======== DATASET RECORDS ========

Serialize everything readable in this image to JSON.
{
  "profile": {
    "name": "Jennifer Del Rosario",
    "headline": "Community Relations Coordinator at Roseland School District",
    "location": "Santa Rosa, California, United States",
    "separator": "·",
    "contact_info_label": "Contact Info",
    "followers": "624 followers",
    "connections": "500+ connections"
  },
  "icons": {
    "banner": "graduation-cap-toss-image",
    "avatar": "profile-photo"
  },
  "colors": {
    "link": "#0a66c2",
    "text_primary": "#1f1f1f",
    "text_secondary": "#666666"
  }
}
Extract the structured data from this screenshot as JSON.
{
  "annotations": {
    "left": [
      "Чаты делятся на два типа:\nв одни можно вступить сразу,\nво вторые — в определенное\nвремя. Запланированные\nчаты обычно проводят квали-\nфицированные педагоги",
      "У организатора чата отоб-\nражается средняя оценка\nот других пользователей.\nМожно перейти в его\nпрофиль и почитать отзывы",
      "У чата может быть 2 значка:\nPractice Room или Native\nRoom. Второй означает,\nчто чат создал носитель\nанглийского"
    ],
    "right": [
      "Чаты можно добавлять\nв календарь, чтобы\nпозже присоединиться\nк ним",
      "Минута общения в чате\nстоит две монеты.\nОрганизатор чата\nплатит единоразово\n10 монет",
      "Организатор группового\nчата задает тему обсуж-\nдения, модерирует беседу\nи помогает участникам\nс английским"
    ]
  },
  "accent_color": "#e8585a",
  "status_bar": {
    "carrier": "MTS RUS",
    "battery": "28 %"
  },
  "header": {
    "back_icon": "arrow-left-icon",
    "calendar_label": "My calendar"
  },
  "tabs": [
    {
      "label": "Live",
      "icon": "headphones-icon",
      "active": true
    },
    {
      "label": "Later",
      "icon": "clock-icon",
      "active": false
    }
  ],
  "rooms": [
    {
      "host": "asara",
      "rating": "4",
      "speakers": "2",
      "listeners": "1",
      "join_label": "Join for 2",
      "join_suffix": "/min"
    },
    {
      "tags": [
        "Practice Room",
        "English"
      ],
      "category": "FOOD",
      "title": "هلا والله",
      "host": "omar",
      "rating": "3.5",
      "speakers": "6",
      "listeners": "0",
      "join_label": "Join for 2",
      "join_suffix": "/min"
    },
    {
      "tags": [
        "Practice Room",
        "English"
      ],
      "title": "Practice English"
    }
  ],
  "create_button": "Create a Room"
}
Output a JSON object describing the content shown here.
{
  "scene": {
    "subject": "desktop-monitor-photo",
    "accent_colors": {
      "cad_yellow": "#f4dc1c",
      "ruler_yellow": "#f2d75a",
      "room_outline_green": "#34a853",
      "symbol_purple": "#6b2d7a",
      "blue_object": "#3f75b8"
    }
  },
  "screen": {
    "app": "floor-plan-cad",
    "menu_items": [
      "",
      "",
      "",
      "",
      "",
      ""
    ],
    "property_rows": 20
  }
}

========

__WHAT YOU SHOULD DO__:
Your task is to extract all of the records exactly.

__WRITTEN SOLUTION__:
Serialize everything readable in this image to JSON.
{
  "profile": {
    "name": "Jennifer Del Rosario",
    "headline": "Community Relations Coordinator at Roseland School District",
    "location": "Santa Rosa, California, United States",
    "separator": "·",
    "contact_info_label": "Contact Info",
    "followers": "624 followers",
    "connections": "500+ connections"
  },
  "icons": {
    "banner": "graduation-cap-toss-image",
    "avatar": "profile-photo"
  },
  "colors": {
    "link": "#0a66c2",
    "text_primary": "#1f1f1f",
    "text_secondary": "#666666"
  }
}
Extract the structured data from this screenshot as JSON.
{
  "annotations": {
    "left": [
      "Чаты делятся на два типа:\nв одни можно вступить сразу,\nво вторые — в определенное\nвремя. Запланированные\nчаты обычно проводят квали-\nфицированные педагоги",
      "У организатора чата отоб-\nражается средняя оценка\nот других пользователей.\nМожно перейти в его\nпрофиль и почитать отзывы",
      "У чата может быть 2 значка:\nPractice Room или Native\nRoom. Второй означает,\nчто чат создал носитель\nанглийского"
    ],
    "right": [
      "Чаты можно добавлять\nв календарь, чтобы\nпозже присоединиться\nк ним",
      "Минута общения в чате\nстоит две монеты.\nОрганизатор чата\nплатит единоразово\n10 монет",
      "Организатор группового\nчата задает тему обсуж-\nдения, модерирует беседу\nи помогает участникам\nс английским"
    ]
  },
  "accent_color": "#e8585a",
  "status_bar": {
    "carrier": "MTS RUS",
    "battery": "28 %"
  },
  "header": {
    "back_icon": "arrow-left-icon",
    "calendar_label": "My calendar"
  },
  "tabs": [
    {
      "label": "Live",
      "icon": "headphones-icon",
      "active": true
    },
    {
      "label": "Later",
      "icon": "clock-icon",
      "active": false
    }
  ],
  "rooms": [
    {
      "host": "asara",
      "rating": "4",
      "speakers": "2",
      "listeners": "1",
      "join_label": "Join for 2",
      "join_suffix": "/min"
    },
    {
      "tags": [
        "Practice Room",
        "English"
      ],
      "category": "FOOD",
      "title": "هلا والله",
      "host": "omar",
      "rating": "3.5",
      "speakers": "6",
      "listeners": "0",
      "join_label": "Join for 2",
      "join_suffix": "/min"
    },
    {
      "tags": [
        "Practice Room",
        "English"
      ],
      "title": "Practice English"
    }
  ],
  "create_button": "Create a Room"
}
Output a JSON object describing the content shown here.
{
  "scene": {
    "subject": "desktop-monitor-photo",
    "accent_colors": {
      "cad_yellow": "#f4dc1c",
      "ruler_yellow": "#f2d75a",
      "room_outline_green": "#34a853",
      "symbol_purple": "#6b2d7a",
      "blue_object": "#3f75b8"
    }
  },
  "screen": {
    "app": "floor-plan-cad",
    "menu_items": [
      "",
      "",
      "",
      "",
      "",
      ""
    ],
    "property_rows": 20
  }
}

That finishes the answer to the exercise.